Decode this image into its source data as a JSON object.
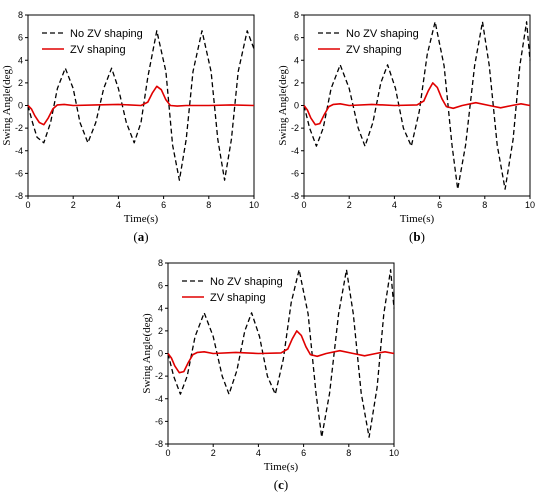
{
  "figure": {
    "panels": [
      {
        "caption_letter": "a",
        "caption_open": "(",
        "caption_close": ")"
      },
      {
        "caption_letter": "b",
        "caption_open": "(",
        "caption_close": ")"
      },
      {
        "caption_letter": "c",
        "caption_open": "(",
        "caption_close": ")"
      }
    ]
  },
  "colors": {
    "no_zv": "#000000",
    "zv": "#e00000",
    "axis": "#000000"
  },
  "chart_data": [
    {
      "type": "line",
      "xlabel": "Time(s)",
      "ylabel": "Swing Angle(deg)",
      "xlim": [
        0,
        10
      ],
      "ylim": [
        -8,
        8
      ],
      "xticks": [
        0,
        2,
        4,
        6,
        8,
        10
      ],
      "yticks": [
        -8,
        -6,
        -4,
        -2,
        0,
        2,
        4,
        6,
        8
      ],
      "grid": false,
      "legend_position": "top-left",
      "series": [
        {
          "name": "No ZV shaping",
          "style": "dashed",
          "color": "#000000",
          "x": [
            0,
            0.2,
            0.4,
            0.7,
            1.0,
            1.3,
            1.65,
            2.0,
            2.3,
            2.65,
            3.0,
            3.35,
            3.7,
            4.0,
            4.35,
            4.7,
            5.0,
            5.3,
            5.7,
            6.1,
            6.4,
            6.7,
            7.0,
            7.3,
            7.7,
            8.1,
            8.4,
            8.7,
            9.0,
            9.3,
            9.7,
            10.0
          ],
          "y": [
            0,
            -1.5,
            -2.8,
            -3.3,
            -1.5,
            1.5,
            3.3,
            1.5,
            -1.5,
            -3.3,
            -1.5,
            1.5,
            3.3,
            1.5,
            -1.5,
            -3.3,
            -1.5,
            2.5,
            6.6,
            3.0,
            -3.5,
            -6.6,
            -3.0,
            3.0,
            6.6,
            3.0,
            -3.0,
            -6.6,
            -3.0,
            3.0,
            6.6,
            5.0
          ]
        },
        {
          "name": "ZV shaping",
          "style": "solid",
          "color": "#e00000",
          "x": [
            0,
            0.15,
            0.3,
            0.5,
            0.7,
            0.9,
            1.1,
            1.3,
            1.6,
            2.0,
            3.0,
            4.0,
            5.0,
            5.3,
            5.5,
            5.7,
            5.9,
            6.1,
            6.3,
            6.6,
            7.0,
            8.0,
            9.0,
            10.0
          ],
          "y": [
            0,
            -0.3,
            -0.9,
            -1.5,
            -1.7,
            -1.1,
            -0.3,
            0.05,
            0.1,
            0.0,
            0.05,
            0.1,
            0.0,
            0.3,
            1.1,
            1.7,
            1.4,
            0.5,
            0.0,
            -0.05,
            0.0,
            0.0,
            0.05,
            0.0
          ]
        }
      ]
    },
    {
      "type": "line",
      "xlabel": "Time(s)",
      "ylabel": "Swing Angle(deg)",
      "xlim": [
        0,
        10
      ],
      "ylim": [
        -8,
        8
      ],
      "xticks": [
        0,
        2,
        4,
        6,
        8,
        10
      ],
      "yticks": [
        -8,
        -6,
        -4,
        -2,
        0,
        2,
        4,
        6,
        8
      ],
      "grid": false,
      "legend_position": "top-left",
      "series": [
        {
          "name": "No ZV shaping",
          "style": "dashed",
          "color": "#000000",
          "x": [
            0,
            0.25,
            0.55,
            0.85,
            1.2,
            1.6,
            2.0,
            2.4,
            2.7,
            3.05,
            3.4,
            3.7,
            4.05,
            4.4,
            4.75,
            5.1,
            5.45,
            5.8,
            6.2,
            6.55,
            6.8,
            7.15,
            7.55,
            7.9,
            8.2,
            8.55,
            8.9,
            9.25,
            9.55,
            9.85,
            10.0
          ],
          "y": [
            0,
            -2.0,
            -3.6,
            -2.0,
            1.5,
            3.6,
            1.5,
            -2.0,
            -3.6,
            -1.5,
            2.0,
            3.6,
            1.5,
            -2.0,
            -3.6,
            -0.5,
            4.5,
            7.4,
            3.5,
            -3.5,
            -7.4,
            -3.5,
            3.5,
            7.4,
            3.5,
            -3.5,
            -7.4,
            -3.0,
            3.5,
            7.4,
            4.0
          ]
        },
        {
          "name": "ZV shaping",
          "style": "solid",
          "color": "#e00000",
          "x": [
            0,
            0.15,
            0.3,
            0.5,
            0.7,
            0.9,
            1.1,
            1.3,
            1.6,
            2.0,
            3.0,
            4.0,
            5.0,
            5.3,
            5.5,
            5.7,
            5.9,
            6.1,
            6.3,
            6.6,
            7.0,
            7.6,
            8.2,
            8.7,
            9.2,
            9.6,
            10.0
          ],
          "y": [
            0,
            -0.4,
            -1.1,
            -1.7,
            -1.6,
            -0.8,
            -0.1,
            0.1,
            0.15,
            0.0,
            0.1,
            0.0,
            0.05,
            0.4,
            1.3,
            2.0,
            1.6,
            0.6,
            -0.1,
            -0.25,
            0.0,
            0.25,
            0.0,
            -0.2,
            0.0,
            0.15,
            0.0
          ]
        }
      ]
    },
    {
      "type": "line",
      "xlabel": "Time(s)",
      "ylabel": "Swing Angle(deg)",
      "xlim": [
        0,
        10
      ],
      "ylim": [
        -8,
        8
      ],
      "xticks": [
        0,
        2,
        4,
        6,
        8,
        10
      ],
      "yticks": [
        -8,
        -6,
        -4,
        -2,
        0,
        2,
        4,
        6,
        8
      ],
      "grid": false,
      "legend_position": "top-left",
      "series": [
        {
          "name": "No ZV shaping",
          "style": "dashed",
          "color": "#000000",
          "x": [
            0,
            0.25,
            0.55,
            0.85,
            1.2,
            1.6,
            2.0,
            2.4,
            2.7,
            3.05,
            3.4,
            3.7,
            4.05,
            4.4,
            4.75,
            5.1,
            5.45,
            5.8,
            6.2,
            6.55,
            6.8,
            7.15,
            7.55,
            7.9,
            8.2,
            8.55,
            8.9,
            9.25,
            9.55,
            9.85,
            10.0
          ],
          "y": [
            0,
            -2.0,
            -3.6,
            -2.0,
            1.5,
            3.6,
            1.5,
            -2.0,
            -3.6,
            -1.5,
            2.0,
            3.6,
            1.5,
            -2.0,
            -3.6,
            -0.5,
            4.5,
            7.4,
            3.5,
            -3.5,
            -7.4,
            -3.5,
            3.5,
            7.4,
            3.5,
            -3.5,
            -7.4,
            -3.0,
            3.5,
            7.4,
            4.0
          ]
        },
        {
          "name": "ZV shaping",
          "style": "solid",
          "color": "#e00000",
          "x": [
            0,
            0.15,
            0.3,
            0.5,
            0.7,
            0.9,
            1.1,
            1.3,
            1.6,
            2.0,
            3.0,
            4.0,
            5.0,
            5.3,
            5.5,
            5.7,
            5.9,
            6.1,
            6.3,
            6.6,
            7.0,
            7.6,
            8.2,
            8.7,
            9.2,
            9.6,
            10.0
          ],
          "y": [
            0,
            -0.4,
            -1.1,
            -1.7,
            -1.6,
            -0.8,
            -0.1,
            0.1,
            0.15,
            0.0,
            0.1,
            0.0,
            0.05,
            0.4,
            1.3,
            2.0,
            1.6,
            0.6,
            -0.1,
            -0.25,
            0.0,
            0.25,
            0.0,
            -0.2,
            0.0,
            0.15,
            0.0
          ]
        }
      ]
    }
  ]
}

_ _ _ _ _

Problem description>
Copy out each line word for word, please, skipping the images.

Response to this task>
Decode this image into its source data as a JSON object.
{
  "figure": {
    "panels": [
      {
        "caption_letter": "a",
        "caption_open": "(",
        "caption_close": ")"
      },
      {
        "caption_letter": "b",
        "caption_open": "(",
        "caption_close": ")"
      },
      {
        "caption_letter": "c",
        "caption_open": "(",
        "caption_close": ")"
      }
    ]
  },
  "colors": {
    "no_zv": "#000000",
    "zv": "#e00000",
    "axis": "#000000"
  },
  "chart_data": [
    {
      "type": "line",
      "xlabel": "Time(s)",
      "ylabel": "Swing Angle(deg)",
      "xlim": [
        0,
        10
      ],
      "ylim": [
        -8,
        8
      ],
      "xticks": [
        0,
        2,
        4,
        6,
        8,
        10
      ],
      "yticks": [
        -8,
        -6,
        -4,
        -2,
        0,
        2,
        4,
        6,
        8
      ],
      "grid": false,
      "legend_position": "top-left",
      "series": [
        {
          "name": "No ZV shaping",
          "style": "dashed",
          "color": "#000000",
          "x": [
            0,
            0.2,
            0.4,
            0.7,
            1.0,
            1.3,
            1.65,
            2.0,
            2.3,
            2.65,
            3.0,
            3.35,
            3.7,
            4.0,
            4.35,
            4.7,
            5.0,
            5.3,
            5.7,
            6.1,
            6.4,
            6.7,
            7.0,
            7.3,
            7.7,
            8.1,
            8.4,
            8.7,
            9.0,
            9.3,
            9.7,
            10.0
          ],
          "y": [
            0,
            -1.5,
            -2.8,
            -3.3,
            -1.5,
            1.5,
            3.3,
            1.5,
            -1.5,
            -3.3,
            -1.5,
            1.5,
            3.3,
            1.5,
            -1.5,
            -3.3,
            -1.5,
            2.5,
            6.6,
            3.0,
            -3.5,
            -6.6,
            -3.0,
            3.0,
            6.6,
            3.0,
            -3.0,
            -6.6,
            -3.0,
            3.0,
            6.6,
            5.0
          ]
        },
        {
          "name": "ZV shaping",
          "style": "solid",
          "color": "#e00000",
          "x": [
            0,
            0.15,
            0.3,
            0.5,
            0.7,
            0.9,
            1.1,
            1.3,
            1.6,
            2.0,
            3.0,
            4.0,
            5.0,
            5.3,
            5.5,
            5.7,
            5.9,
            6.1,
            6.3,
            6.6,
            7.0,
            8.0,
            9.0,
            10.0
          ],
          "y": [
            0,
            -0.3,
            -0.9,
            -1.5,
            -1.7,
            -1.1,
            -0.3,
            0.05,
            0.1,
            0.0,
            0.05,
            0.1,
            0.0,
            0.3,
            1.1,
            1.7,
            1.4,
            0.5,
            0.0,
            -0.05,
            0.0,
            0.0,
            0.05,
            0.0
          ]
        }
      ]
    },
    {
      "type": "line",
      "xlabel": "Time(s)",
      "ylabel": "Swing Angle(deg)",
      "xlim": [
        0,
        10
      ],
      "ylim": [
        -8,
        8
      ],
      "xticks": [
        0,
        2,
        4,
        6,
        8,
        10
      ],
      "yticks": [
        -8,
        -6,
        -4,
        -2,
        0,
        2,
        4,
        6,
        8
      ],
      "grid": false,
      "legend_position": "top-left",
      "series": [
        {
          "name": "No ZV shaping",
          "style": "dashed",
          "color": "#000000",
          "x": [
            0,
            0.25,
            0.55,
            0.85,
            1.2,
            1.6,
            2.0,
            2.4,
            2.7,
            3.05,
            3.4,
            3.7,
            4.05,
            4.4,
            4.75,
            5.1,
            5.45,
            5.8,
            6.2,
            6.55,
            6.8,
            7.15,
            7.55,
            7.9,
            8.2,
            8.55,
            8.9,
            9.25,
            9.55,
            9.85,
            10.0
          ],
          "y": [
            0,
            -2.0,
            -3.6,
            -2.0,
            1.5,
            3.6,
            1.5,
            -2.0,
            -3.6,
            -1.5,
            2.0,
            3.6,
            1.5,
            -2.0,
            -3.6,
            -0.5,
            4.5,
            7.4,
            3.5,
            -3.5,
            -7.4,
            -3.5,
            3.5,
            7.4,
            3.5,
            -3.5,
            -7.4,
            -3.0,
            3.5,
            7.4,
            4.0
          ]
        },
        {
          "name": "ZV shaping",
          "style": "solid",
          "color": "#e00000",
          "x": [
            0,
            0.15,
            0.3,
            0.5,
            0.7,
            0.9,
            1.1,
            1.3,
            1.6,
            2.0,
            3.0,
            4.0,
            5.0,
            5.3,
            5.5,
            5.7,
            5.9,
            6.1,
            6.3,
            6.6,
            7.0,
            7.6,
            8.2,
            8.7,
            9.2,
            9.6,
            10.0
          ],
          "y": [
            0,
            -0.4,
            -1.1,
            -1.7,
            -1.6,
            -0.8,
            -0.1,
            0.1,
            0.15,
            0.0,
            0.1,
            0.0,
            0.05,
            0.4,
            1.3,
            2.0,
            1.6,
            0.6,
            -0.1,
            -0.25,
            0.0,
            0.25,
            0.0,
            -0.2,
            0.0,
            0.15,
            0.0
          ]
        }
      ]
    },
    {
      "type": "line",
      "xlabel": "Time(s)",
      "ylabel": "Swing Angle(deg)",
      "xlim": [
        0,
        10
      ],
      "ylim": [
        -8,
        8
      ],
      "xticks": [
        0,
        2,
        4,
        6,
        8,
        10
      ],
      "yticks": [
        -8,
        -6,
        -4,
        -2,
        0,
        2,
        4,
        6,
        8
      ],
      "grid": false,
      "legend_position": "top-left",
      "series": [
        {
          "name": "No ZV shaping",
          "style": "dashed",
          "color": "#000000",
          "x": [
            0,
            0.25,
            0.55,
            0.85,
            1.2,
            1.6,
            2.0,
            2.4,
            2.7,
            3.05,
            3.4,
            3.7,
            4.05,
            4.4,
            4.75,
            5.1,
            5.45,
            5.8,
            6.2,
            6.55,
            6.8,
            7.15,
            7.55,
            7.9,
            8.2,
            8.55,
            8.9,
            9.25,
            9.55,
            9.85,
            10.0
          ],
          "y": [
            0,
            -2.0,
            -3.6,
            -2.0,
            1.5,
            3.6,
            1.5,
            -2.0,
            -3.6,
            -1.5,
            2.0,
            3.6,
            1.5,
            -2.0,
            -3.6,
            -0.5,
            4.5,
            7.4,
            3.5,
            -3.5,
            -7.4,
            -3.5,
            3.5,
            7.4,
            3.5,
            -3.5,
            -7.4,
            -3.0,
            3.5,
            7.4,
            4.0
          ]
        },
        {
          "name": "ZV shaping",
          "style": "solid",
          "color": "#e00000",
          "x": [
            0,
            0.15,
            0.3,
            0.5,
            0.7,
            0.9,
            1.1,
            1.3,
            1.6,
            2.0,
            3.0,
            4.0,
            5.0,
            5.3,
            5.5,
            5.7,
            5.9,
            6.1,
            6.3,
            6.6,
            7.0,
            7.6,
            8.2,
            8.7,
            9.2,
            9.6,
            10.0
          ],
          "y": [
            0,
            -0.4,
            -1.1,
            -1.7,
            -1.6,
            -0.8,
            -0.1,
            0.1,
            0.15,
            0.0,
            0.1,
            0.0,
            0.05,
            0.4,
            1.3,
            2.0,
            1.6,
            0.6,
            -0.1,
            -0.25,
            0.0,
            0.25,
            0.0,
            -0.2,
            0.0,
            0.15,
            0.0
          ]
        }
      ]
    }
  ]
}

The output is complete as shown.